Task goal:
In the entries below, locate the line with "Convert this screenshot", then give again that line and all lines after it, exactly, with pictures omitted.

Records supplied:
|---|
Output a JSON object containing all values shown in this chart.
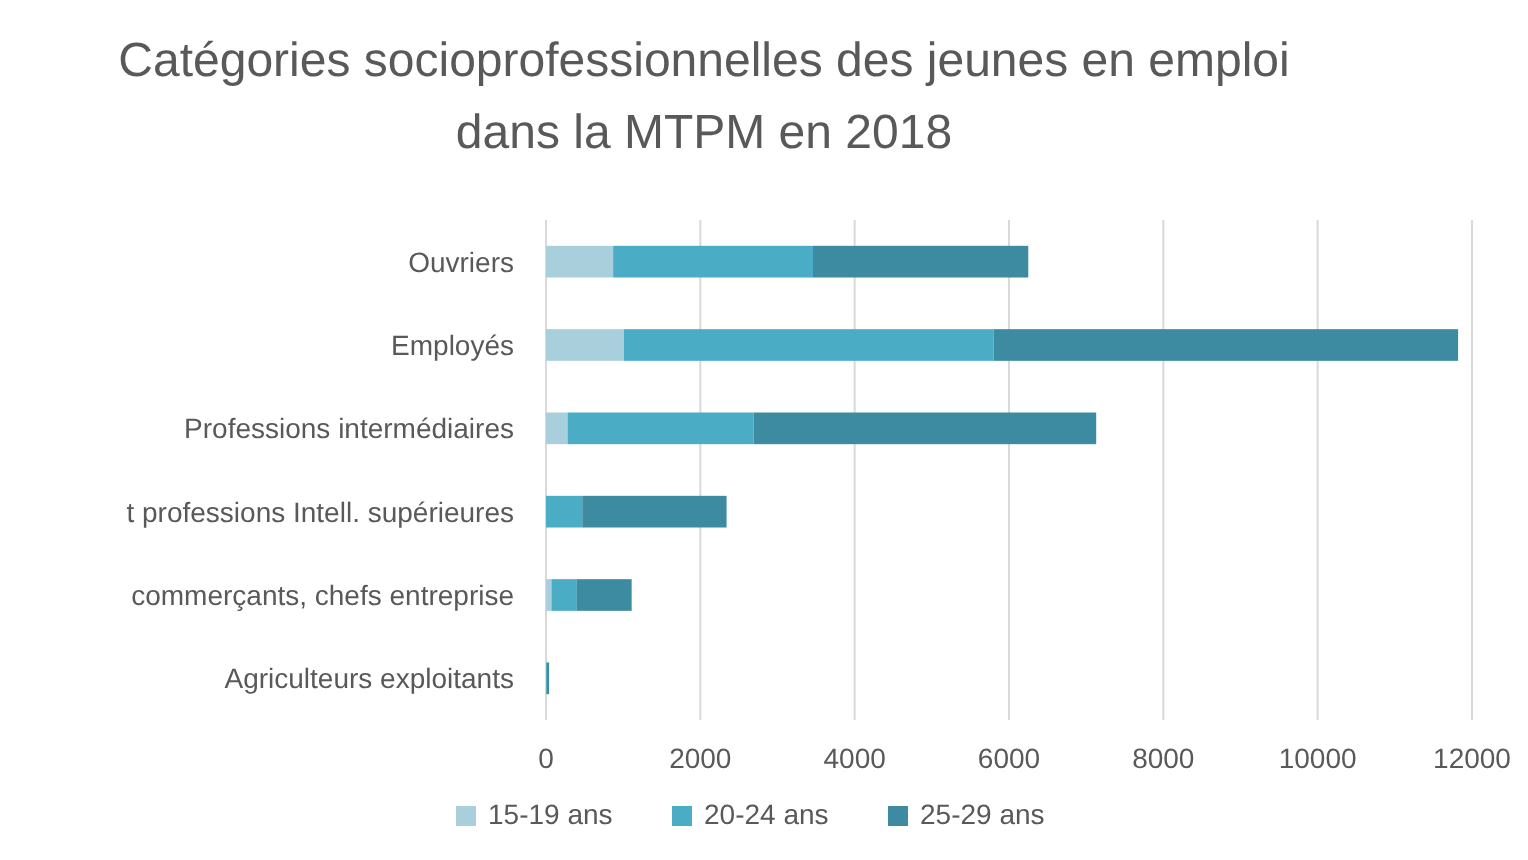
{
  "chart_data": {
    "type": "bar",
    "orientation": "horizontal",
    "stacked": true,
    "title": "Catégories socioprofessionnelles des jeunes en emploi dans la MTPM en 2018",
    "categories": [
      "Ouvriers",
      "Employés",
      "Professions intermédiaires",
      "t professions Intell. supérieures",
      "commerçants, chefs entreprise",
      "Agriculteurs exploitants"
    ],
    "series": [
      {
        "name": "15-19 ans",
        "color": "#a9cfdc",
        "values": [
          870,
          1010,
          280,
          null,
          70,
          null
        ]
      },
      {
        "name": "20-24 ans",
        "color": "#4bacc6",
        "values": [
          2590,
          4790,
          2410,
          470,
          330,
          10
        ]
      },
      {
        "name": "25-29 ans",
        "color": "#3c8ba1",
        "values": [
          2790,
          6020,
          4440,
          1870,
          710,
          30
        ]
      }
    ],
    "xlim": [
      0,
      12000
    ],
    "xticks": [
      0,
      2000,
      4000,
      6000,
      8000,
      10000,
      12000
    ],
    "grid": "x",
    "legend": "bottom"
  }
}
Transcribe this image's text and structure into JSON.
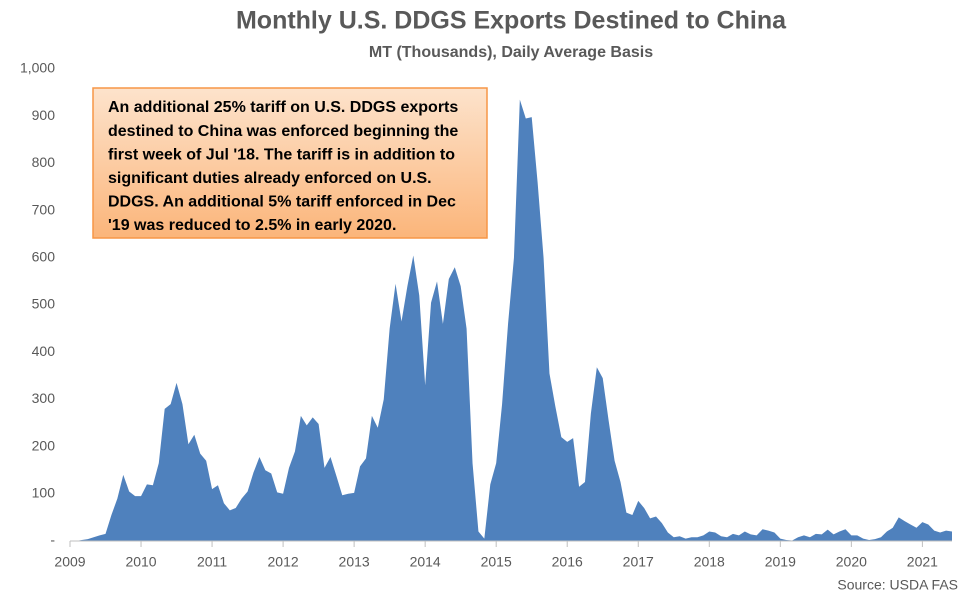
{
  "chart_data": {
    "type": "area",
    "title": "Monthly U.S. DDGS Exports Destined to China",
    "subtitle": "MT (Thousands), Daily Average Basis",
    "source": "Source: USDA FAS",
    "annotation": [
      "An additional 25% tariff on U.S. DDGS exports",
      "destined to China was enforced beginning the",
      "first week of Jul '18. The tariff is in addition to",
      "significant duties already enforced on U.S.",
      "DDGS. An additional 5% tariff enforced in Dec",
      "'19 was reduced to 2.5% in early 2020."
    ],
    "color": "#4f81bd",
    "xlim": [
      2009,
      2021.417
    ],
    "xticks": [
      2009,
      2010,
      2011,
      2012,
      2013,
      2014,
      2015,
      2016,
      2017,
      2018,
      2019,
      2020,
      2021
    ],
    "ylim": [
      0,
      1000
    ],
    "yticks": [
      {
        "value": 0,
        "label": "-"
      },
      100,
      200,
      300,
      400,
      500,
      600,
      700,
      800,
      900,
      {
        "value": 1000,
        "label": "1,000"
      }
    ],
    "x": [
      2009,
      2009.083,
      2009.167,
      2009.25,
      2009.333,
      2009.417,
      2009.5,
      2009.583,
      2009.667,
      2009.75,
      2009.833,
      2009.917,
      2010,
      2010.083,
      2010.167,
      2010.25,
      2010.333,
      2010.417,
      2010.5,
      2010.583,
      2010.667,
      2010.75,
      2010.833,
      2010.917,
      2011,
      2011.083,
      2011.167,
      2011.25,
      2011.333,
      2011.417,
      2011.5,
      2011.583,
      2011.667,
      2011.75,
      2011.833,
      2011.917,
      2012,
      2012.083,
      2012.167,
      2012.25,
      2012.333,
      2012.417,
      2012.5,
      2012.583,
      2012.667,
      2012.75,
      2012.833,
      2012.917,
      2013,
      2013.083,
      2013.167,
      2013.25,
      2013.333,
      2013.417,
      2013.5,
      2013.583,
      2013.667,
      2013.75,
      2013.833,
      2013.917,
      2014,
      2014.083,
      2014.167,
      2014.25,
      2014.333,
      2014.417,
      2014.5,
      2014.583,
      2014.667,
      2014.75,
      2014.833,
      2014.917,
      2015,
      2015.083,
      2015.167,
      2015.25,
      2015.333,
      2015.417,
      2015.5,
      2015.583,
      2015.667,
      2015.75,
      2015.833,
      2015.917,
      2016,
      2016.083,
      2016.167,
      2016.25,
      2016.333,
      2016.417,
      2016.5,
      2016.583,
      2016.667,
      2016.75,
      2016.833,
      2016.917,
      2017,
      2017.083,
      2017.167,
      2017.25,
      2017.333,
      2017.417,
      2017.5,
      2017.583,
      2017.667,
      2017.75,
      2017.833,
      2017.917,
      2018,
      2018.083,
      2018.167,
      2018.25,
      2018.333,
      2018.417,
      2018.5,
      2018.583,
      2018.667,
      2018.75,
      2018.833,
      2018.917,
      2019,
      2019.083,
      2019.167,
      2019.25,
      2019.333,
      2019.417,
      2019.5,
      2019.583,
      2019.667,
      2019.75,
      2019.833,
      2019.917,
      2020,
      2020.083,
      2020.167,
      2020.25,
      2020.333,
      2020.417,
      2020.5,
      2020.583,
      2020.667,
      2020.75,
      2020.833,
      2020.917,
      2021,
      2021.083,
      2021.167,
      2021.25,
      2021.333,
      2021.417
    ],
    "values": [
      0,
      0,
      2,
      4,
      8,
      12,
      15,
      55,
      90,
      140,
      105,
      95,
      95,
      120,
      118,
      165,
      280,
      290,
      335,
      290,
      205,
      225,
      185,
      170,
      110,
      118,
      80,
      65,
      70,
      90,
      105,
      145,
      178,
      150,
      143,
      103,
      100,
      155,
      190,
      265,
      245,
      262,
      248,
      155,
      178,
      138,
      97,
      100,
      102,
      158,
      175,
      265,
      240,
      300,
      450,
      545,
      465,
      540,
      605,
      520,
      330,
      505,
      550,
      460,
      555,
      580,
      540,
      450,
      165,
      20,
      5,
      120,
      165,
      290,
      460,
      600,
      935,
      895,
      898,
      760,
      600,
      355,
      285,
      220,
      210,
      218,
      115,
      125,
      270,
      368,
      345,
      255,
      170,
      125,
      60,
      55,
      85,
      70,
      48,
      52,
      38,
      18,
      8,
      10,
      5,
      8,
      8,
      12,
      20,
      18,
      10,
      8,
      15,
      12,
      20,
      14,
      12,
      25,
      22,
      18,
      5,
      2,
      1,
      8,
      12,
      8,
      15,
      14,
      24,
      14,
      20,
      25,
      12,
      12,
      5,
      2,
      4,
      8,
      20,
      28,
      50,
      42,
      35,
      28,
      40,
      35,
      22,
      18,
      22,
      20
    ]
  }
}
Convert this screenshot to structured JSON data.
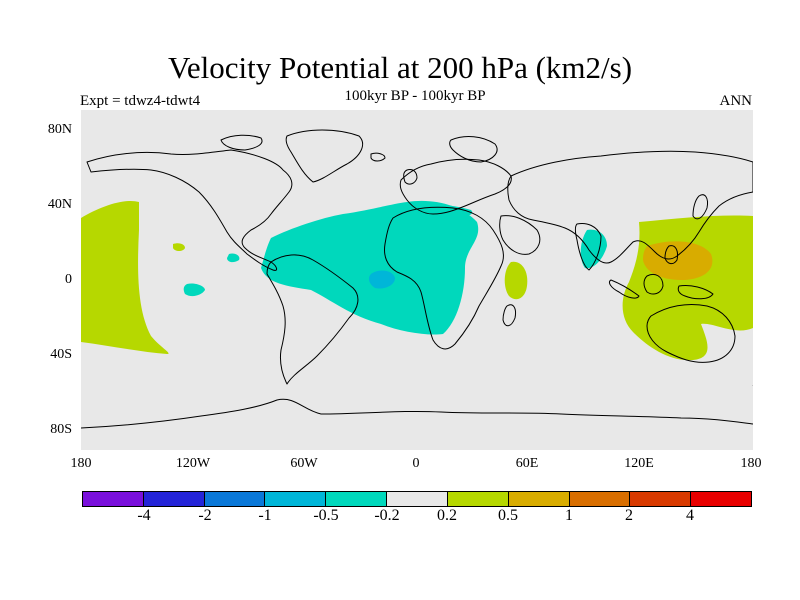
{
  "title": "Velocity Potential at 200 hPa (km2/s)",
  "subtitle": "100kyr BP - 100kyr BP",
  "left_label": "Expt = tdwz4-tdwt4",
  "right_label": "ANN",
  "lat_labels": [
    "80N",
    "40N",
    "0",
    "40S",
    "80S"
  ],
  "lon_labels": [
    "180",
    "120W",
    "60W",
    "0",
    "60E",
    "120E",
    "180"
  ],
  "colorbar": {
    "colors": [
      "#7a10dc",
      "#2424d8",
      "#0a78d8",
      "#00b6d8",
      "#00d8bc",
      "#e8e8e8",
      "#b6d800",
      "#d8ac00",
      "#d86e00",
      "#d83a00",
      "#e80000"
    ],
    "labels": [
      "-4",
      "-2",
      "-1",
      "-0.5",
      "-0.2",
      "0.2",
      "0.5",
      "1",
      "2",
      "4"
    ]
  },
  "map": {
    "background_color": "#e8e8e8",
    "regions": [
      {
        "name": "negative-atlantic",
        "level": "-0.5 to -0.2",
        "color": "#00d8bc"
      },
      {
        "name": "negative-core",
        "level": "-1 to -0.5",
        "color": "#00b6d8"
      },
      {
        "name": "positive-pacific",
        "level": "0.2 to 0.5",
        "color": "#b6d800"
      },
      {
        "name": "positive-core",
        "level": "0.5 to 1",
        "color": "#d8ac00"
      }
    ]
  }
}
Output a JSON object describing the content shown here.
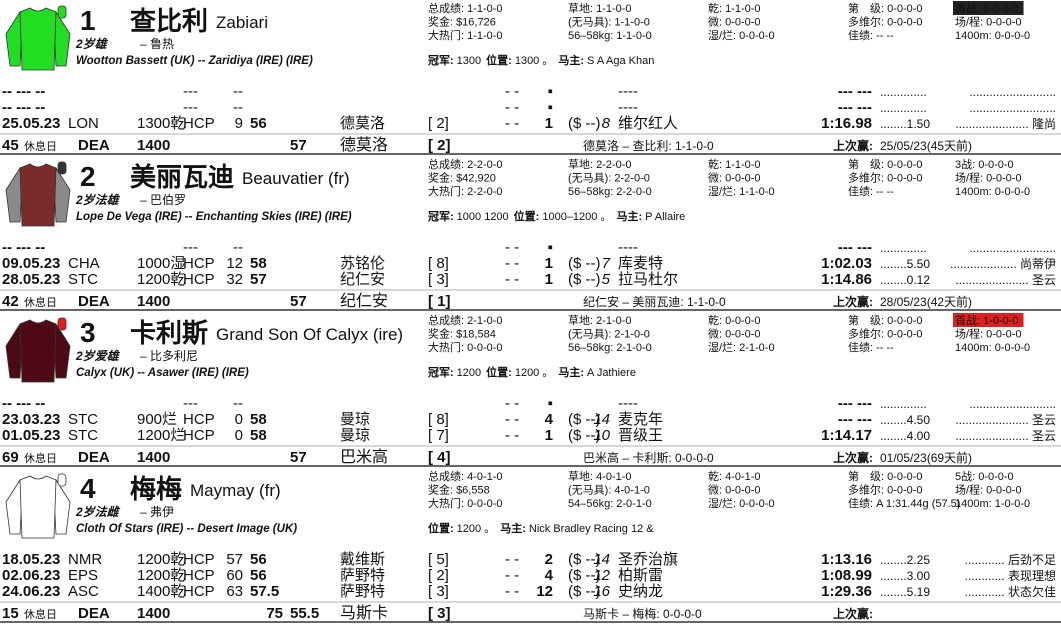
|---|
Solution to the exercise:
Convert this screenshot to structured JSON data.
{
  "title": "Velocity Potential at 200 hPa (km2/s)",
  "subtitle": "100kyr BP - 100kyr BP",
  "left_label": "Expt = tdwz4-tdwt4",
  "right_label": "ANN",
  "lat_labels": [
    "80N",
    "40N",
    "0",
    "40S",
    "80S"
  ],
  "lon_labels": [
    "180",
    "120W",
    "60W",
    "0",
    "60E",
    "120E",
    "180"
  ],
  "colorbar": {
    "colors": [
      "#7a10dc",
      "#2424d8",
      "#0a78d8",
      "#00b6d8",
      "#00d8bc",
      "#e8e8e8",
      "#b6d800",
      "#d8ac00",
      "#d86e00",
      "#d83a00",
      "#e80000"
    ],
    "labels": [
      "-4",
      "-2",
      "-1",
      "-0.5",
      "-0.2",
      "0.2",
      "0.5",
      "1",
      "2",
      "4"
    ]
  },
  "map": {
    "background_color": "#e8e8e8",
    "regions": [
      {
        "name": "negative-atlantic",
        "level": "-0.5 to -0.2",
        "color": "#00d8bc"
      },
      {
        "name": "negative-core",
        "level": "-1 to -0.5",
        "color": "#00b6d8"
      },
      {
        "name": "positive-pacific",
        "level": "0.2 to 0.5",
        "color": "#b6d800"
      },
      {
        "name": "positive-core",
        "level": "0.5 to 1",
        "color": "#d8ac00"
      }
    ]
  }
}
Output a JSON object describing the content shown here.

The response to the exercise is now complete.